> [Written instruction]:
Search the listing below for the string "نامه" and copy every line where it occurs.

> [Data shown]:
━━━━━━━━━━━━━━━━━━━━

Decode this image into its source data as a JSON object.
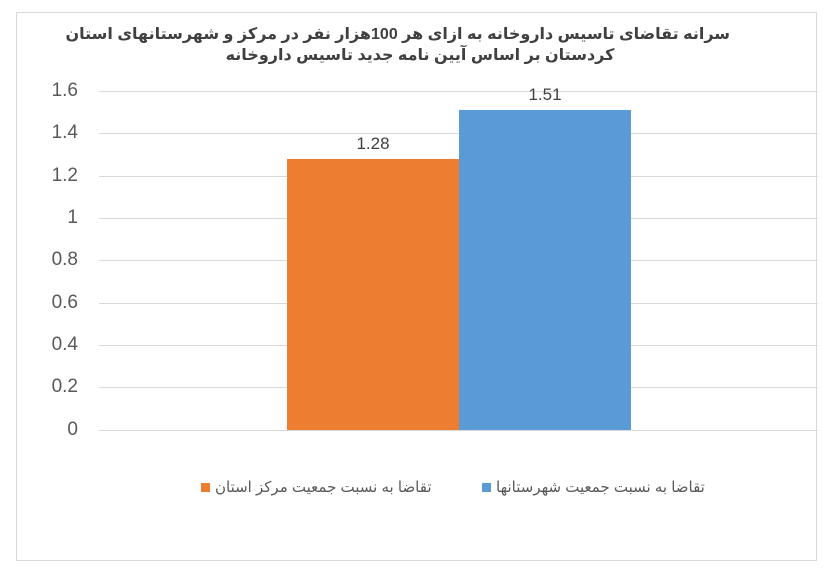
{
  "chart_data": {
    "type": "bar",
    "title": "سرانه تقاضای تاسیس داروخانه به ازای هر 100هزار نفر در مرکز و شهرستانهای استان کردستان بر اساس آیین نامه جدید تاسیس داروخانه",
    "title_lines": [
      "سرانه تقاضای تاسیس داروخانه به ازای هر 100هزار نفر در مرکز و شهرستانهای استان",
      "کردستان بر اساس آیین نامه جدید تاسیس داروخانه"
    ],
    "categories": [
      ""
    ],
    "series": [
      {
        "name": "تقاضا به نسبت جمعیت مرکز استان",
        "values": [
          1.28
        ],
        "color": "#ED7D31",
        "label": "1.28"
      },
      {
        "name": "تقاضا به نسبت جمعیت شهرستانها",
        "values": [
          1.51
        ],
        "color": "#5B9BD5",
        "label": "1.51"
      }
    ],
    "xlabel": "",
    "ylabel": "",
    "ylim": [
      0,
      1.6
    ],
    "yticks": [
      "1.6",
      "1.4",
      "1.2",
      "1",
      "0.8",
      "0.6",
      "0.4",
      "0.2",
      "0"
    ],
    "grid": true,
    "legend_position": "bottom",
    "data_labels": true
  },
  "legend": {
    "items": [
      {
        "label": "تقاضا به نسبت جمعیت مرکز استان",
        "color": "#ED7D31"
      },
      {
        "label": "تقاضا به نسبت جمعیت شهرستانها",
        "color": "#5B9BD5"
      }
    ]
  }
}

━━━━━━━━━━━━━━━━━━━━

> [Task result]:
    "title": "سرانه تقاضای تاسیس داروخانه به ازای هر 100هزار نفر در مرکز و شهرستانهای استان کردستان بر اساس آیین نامه جدید تاسیس داروخانه",
      "کردستان بر اساس آیین نامه جدید تاسیس داروخانه"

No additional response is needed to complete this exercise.